## THE PROBLEM
Write out each line exactly as it stands, please.

%%

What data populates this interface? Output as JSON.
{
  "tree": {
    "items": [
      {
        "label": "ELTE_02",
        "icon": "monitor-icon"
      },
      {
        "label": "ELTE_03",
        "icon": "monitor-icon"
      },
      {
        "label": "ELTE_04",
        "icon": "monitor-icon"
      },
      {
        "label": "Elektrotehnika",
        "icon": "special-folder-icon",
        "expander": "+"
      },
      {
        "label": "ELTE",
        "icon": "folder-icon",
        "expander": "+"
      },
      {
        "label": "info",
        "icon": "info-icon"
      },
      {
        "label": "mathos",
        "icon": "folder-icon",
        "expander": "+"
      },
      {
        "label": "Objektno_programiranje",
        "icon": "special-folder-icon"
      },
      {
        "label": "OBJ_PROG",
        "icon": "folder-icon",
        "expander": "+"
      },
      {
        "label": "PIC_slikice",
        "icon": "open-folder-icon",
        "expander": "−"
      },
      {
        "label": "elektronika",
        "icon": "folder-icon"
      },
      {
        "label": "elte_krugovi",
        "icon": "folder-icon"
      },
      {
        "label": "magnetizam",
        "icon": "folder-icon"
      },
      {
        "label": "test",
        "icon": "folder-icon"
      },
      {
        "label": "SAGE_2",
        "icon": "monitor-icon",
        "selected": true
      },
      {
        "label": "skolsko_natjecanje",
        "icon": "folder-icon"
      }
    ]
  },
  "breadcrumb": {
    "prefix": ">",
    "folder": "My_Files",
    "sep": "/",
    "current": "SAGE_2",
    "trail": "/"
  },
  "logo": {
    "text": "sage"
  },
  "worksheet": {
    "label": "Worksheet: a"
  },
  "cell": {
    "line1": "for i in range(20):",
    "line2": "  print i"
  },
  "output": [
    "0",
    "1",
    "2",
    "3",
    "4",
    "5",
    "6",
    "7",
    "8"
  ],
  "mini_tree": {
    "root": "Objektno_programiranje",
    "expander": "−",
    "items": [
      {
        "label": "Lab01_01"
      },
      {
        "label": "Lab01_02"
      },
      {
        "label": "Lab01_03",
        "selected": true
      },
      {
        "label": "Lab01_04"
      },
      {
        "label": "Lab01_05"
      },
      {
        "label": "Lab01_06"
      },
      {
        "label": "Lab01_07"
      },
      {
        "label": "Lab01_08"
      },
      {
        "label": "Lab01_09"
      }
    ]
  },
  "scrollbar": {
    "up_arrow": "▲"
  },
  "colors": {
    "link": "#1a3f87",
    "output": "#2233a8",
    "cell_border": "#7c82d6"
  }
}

%%

## TASK SOLUTION
What data populates this interface? Output as JSON.
{
  "tree": {
    "items": [
      {
        "label": "ELTE_02",
        "icon": "monitor-icon"
      },
      {
        "label": "ELTE_03",
        "icon": "monitor-icon"
      },
      {
        "label": "ELTE_04",
        "icon": "monitor-icon"
      },
      {
        "label": "Elektrotehnika",
        "icon": "special-folder-icon",
        "expander": "+"
      },
      {
        "label": "ELTE",
        "icon": "folder-icon",
        "expander": "+"
      },
      {
        "label": "info",
        "icon": "info-icon"
      },
      {
        "label": "mathos",
        "icon": "folder-icon",
        "expander": "+"
      },
      {
        "label": "Objektno_programiranje",
        "icon": "special-folder-icon"
      },
      {
        "label": "OBJ_PROG",
        "icon": "folder-icon",
        "expander": "+"
      },
      {
        "label": "PIC_slikice",
        "icon": "open-folder-icon",
        "expander": "−"
      },
      {
        "label": "elektronika",
        "icon": "folder-icon"
      },
      {
        "label": "elte_krugovi",
        "icon": "folder-icon"
      },
      {
        "label": "magnetizam",
        "icon": "folder-icon"
      },
      {
        "label": "test",
        "icon": "folder-icon"
      },
      {
        "label": "SAGE_2",
        "icon": "monitor-icon",
        "selected": true
      },
      {
        "label": "skolsko_natjecanje",
        "icon": "folder-icon"
      }
    ]
  },
  "breadcrumb": {
    "prefix": ">",
    "folder": "My_Files",
    "sep": "/",
    "current": "SAGE_2",
    "trail": "/"
  },
  "logo": {
    "text": "sage"
  },
  "worksheet": {
    "label": "Worksheet: a"
  },
  "cell": {
    "line1": "for i in range(20):",
    "line2": "  print i"
  },
  "output": [
    "0",
    "1",
    "2",
    "3",
    "4",
    "5",
    "6",
    "7",
    "8"
  ],
  "mini_tree": {
    "root": "Objektno_programiranje",
    "expander": "−",
    "items": [
      {
        "label": "Lab01_01"
      },
      {
        "label": "Lab01_02"
      },
      {
        "label": "Lab01_03",
        "selected": true
      },
      {
        "label": "Lab01_04"
      },
      {
        "label": "Lab01_05"
      },
      {
        "label": "Lab01_06"
      },
      {
        "label": "Lab01_07"
      },
      {
        "label": "Lab01_08"
      },
      {
        "label": "Lab01_09"
      }
    ]
  },
  "scrollbar": {
    "up_arrow": "▲"
  },
  "colors": {
    "link": "#1a3f87",
    "output": "#2233a8",
    "cell_border": "#7c82d6"
  }
}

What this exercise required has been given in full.